§ **Input material**
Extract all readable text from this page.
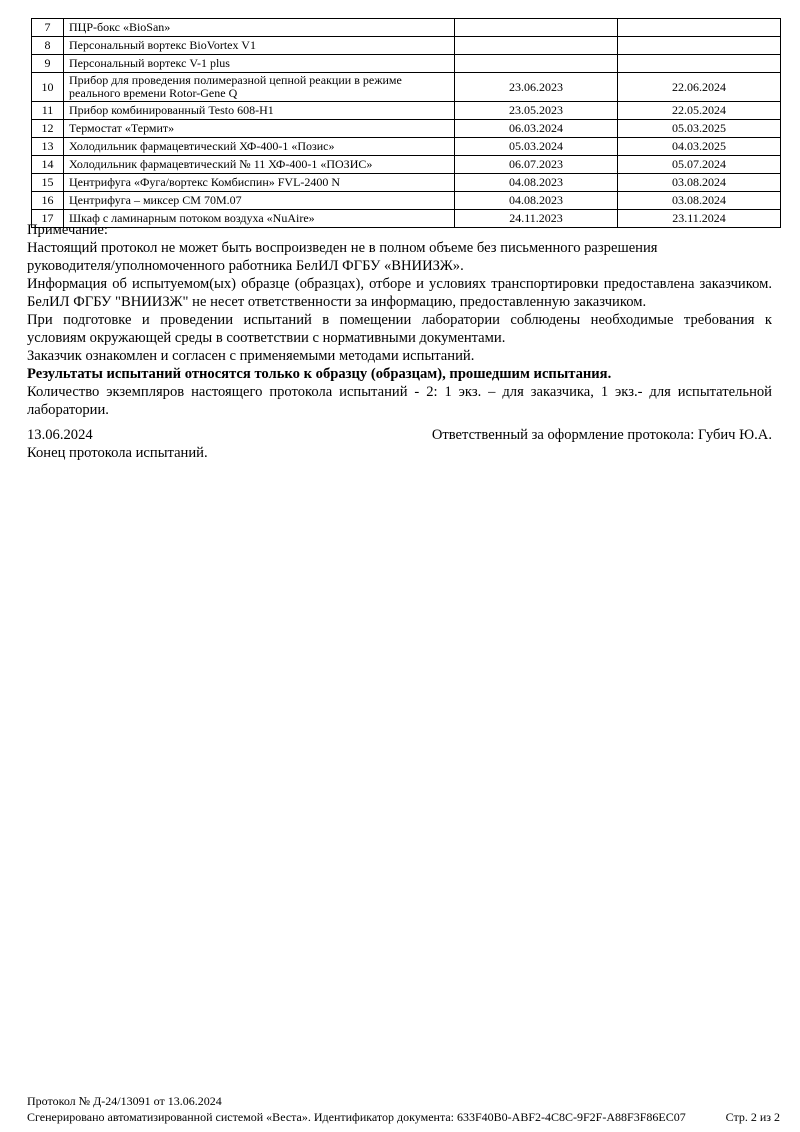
7	ПЦР-бокс «BioSan»		
8	Персональный вортекс BioVortex V1		
9	Персональный вортекс V-1 plus		
10	Прибор для проведения полимеразной цепной реакции в режиме реального времени Rotor-Gene Q	23.06.2023	22.06.2024
11	Прибор комбинированный Testo 608-H1	23.05.2023	22.05.2024
12	Термостат «Термит»	06.03.2024	05.03.2025
13	Холодильник фармацевтический ХФ-400-1 «Позис»	05.03.2024	04.03.2025
14	Холодильник фармацевтический № 11 ХФ-400-1 «ПОЗИС»	06.07.2023	05.07.2024
15	Центрифуга «Фуга/вортекс Комбиспин» FVL-2400 N	04.08.2023	03.08.2024
16	Центрифуга – миксер СМ 70М.07	04.08.2023	03.08.2024
17	Шкаф с ламинарным потоком воздуха «NuAire»	24.11.2023	23.11.2024
Примечание:
Настоящий протокол не может быть воспроизведен не в полном объеме без письменного разрешения
руководителя/уполномоченного работника БелИЛ ФГБУ «ВНИИЗЖ».
Информация об испытуемом(ых) образце (образцах), отборе и условиях транспортировки предоставлена заказчиком.
БелИЛ ФГБУ "ВНИИЗЖ" не несет ответственности за информацию, предоставленную заказчиком.
При подготовке и проведении испытаний в помещении лаборатории соблюдены необходимые требования к
условиям окружающей среды в соответствии с нормативными документами.
Заказчик ознакомлен и согласен с применяемыми методами испытаний.
Результаты испытаний относятся только к образцу (образцам), прошедшим испытания.
Количество экземпляров настоящего протокола испытаний - 2: 1 экз. – для заказчика, 1 экз.- для испытательной
лаборатории.
13.06.2024	Ответственный за оформление протокола: Губич Ю.А.
Конец протокола испытаний.
Протокол № Д-24/13091 от 13.06.2024
Сгенерировано автоматизированной системой «Веста». Идентификатор документа: 633F40B0-ABF2-4C8C-9F2F-A88F3F86EC07	Стр. 2 из 2
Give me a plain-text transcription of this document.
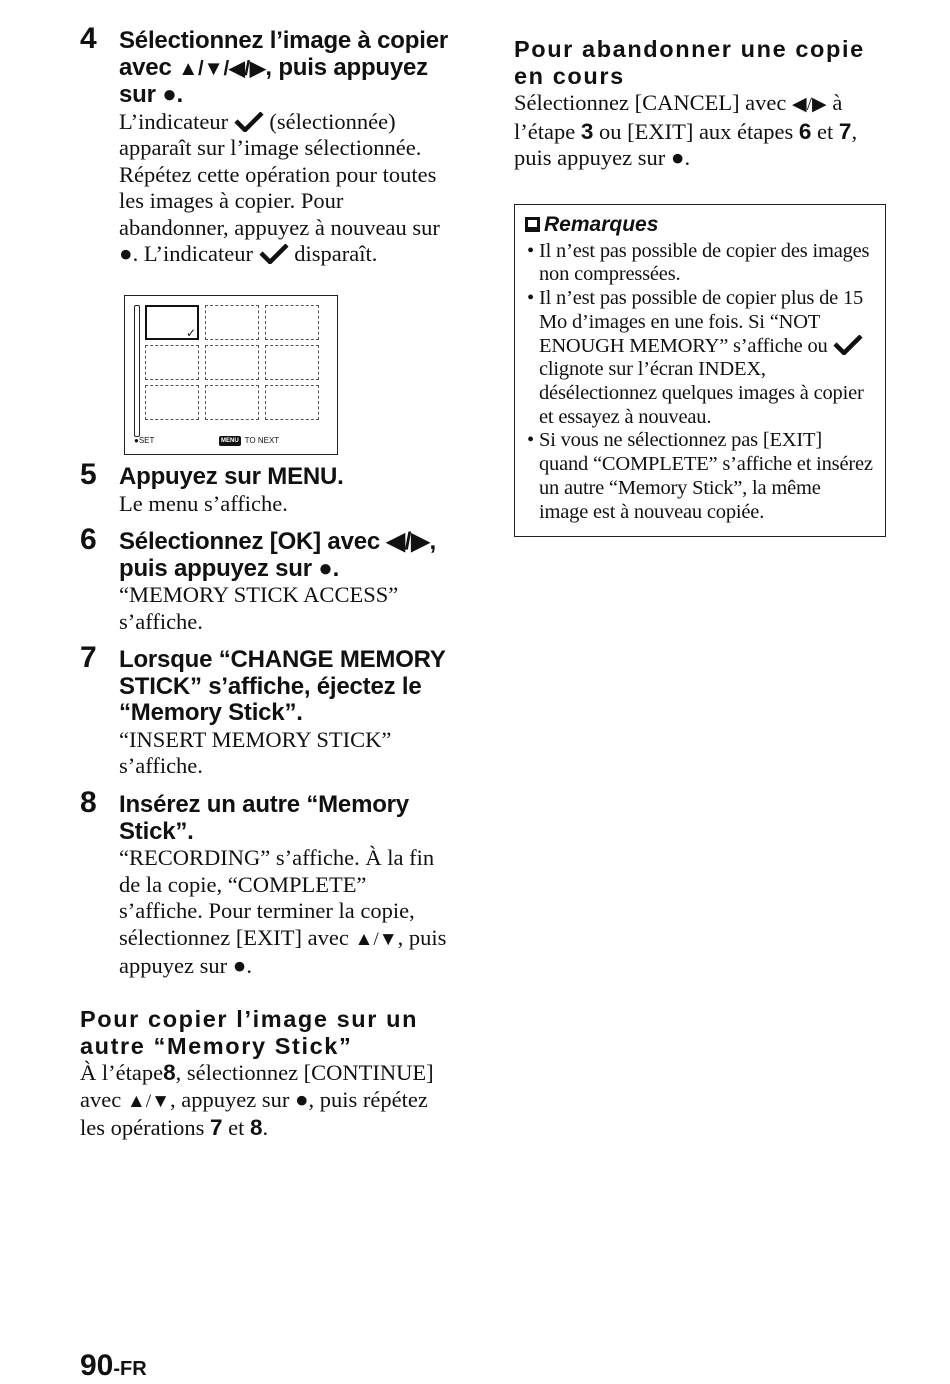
4 Sélectionnez l’image à copier avec ▲/▼/◀/▶, puis appuyez sur ●.
L’indicateur
(sélectionnée) apparaît sur l’image sélectionnée. Répétez cette opération pour toutes les images à copier. Pour abandonner, appuyez à nouveau sur ●. L’indicateur
disparaît.
✓
●SET	MENU TO NEXT
5 Appuyez sur MENU.
Le menu s’affiche.
6 Sélectionnez [OK] avec ◀/▶, puis appuyez sur ●.
“MEMORY STICK ACCESS” s’affiche.
7 Lorsque “CHANGE MEMORY STICK” s’affiche, éjectez le “Memory Stick”.
“INSERT MEMORY STICK” s’affiche.
8 Insérez un autre “Memory Stick”.
“RECORDING” s’affiche. À la fin de la copie, “COMPLETE” s’affiche. Pour terminer la copie, sélectionnez [EXIT] avec ▲/▼, puis appuyez sur ●.
Pour copier l’image sur un autre “Memory Stick”
À l’étape8, sélectionnez [CONTINUE] avec ▲/▼, appuyez sur ●, puis répétez les opérations 7 et 8.
Pour abandonner une copie en cours
Sélectionnez [CANCEL] avec ◀/▶ à l’étape 3 ou [EXIT] aux étapes 6 et 7, puis appuyez sur ●.
Remarques
• Il n’est pas possible de copier des images non compressées.
• Il n’est pas possible de copier plus de 15 Mo d’images en une fois. Si “NOT ENOUGH MEMORY” s’affiche ou
clignote sur l’écran INDEX, désélectionnez quelques images à copier et essayez à nouveau.
• Si vous ne sélectionnez pas [EXIT] quand “COMPLETE” s’affiche et insérez un autre “Memory Stick”, la même image est à nouveau copiée.
90-FR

§ **Given task**
Where a line holds "лаборатории", copy that line.

§ **Worked solution**
При подготовке и проведении испытаний в помещении лаборатории соблюдены необходимые требования к
лаборатории.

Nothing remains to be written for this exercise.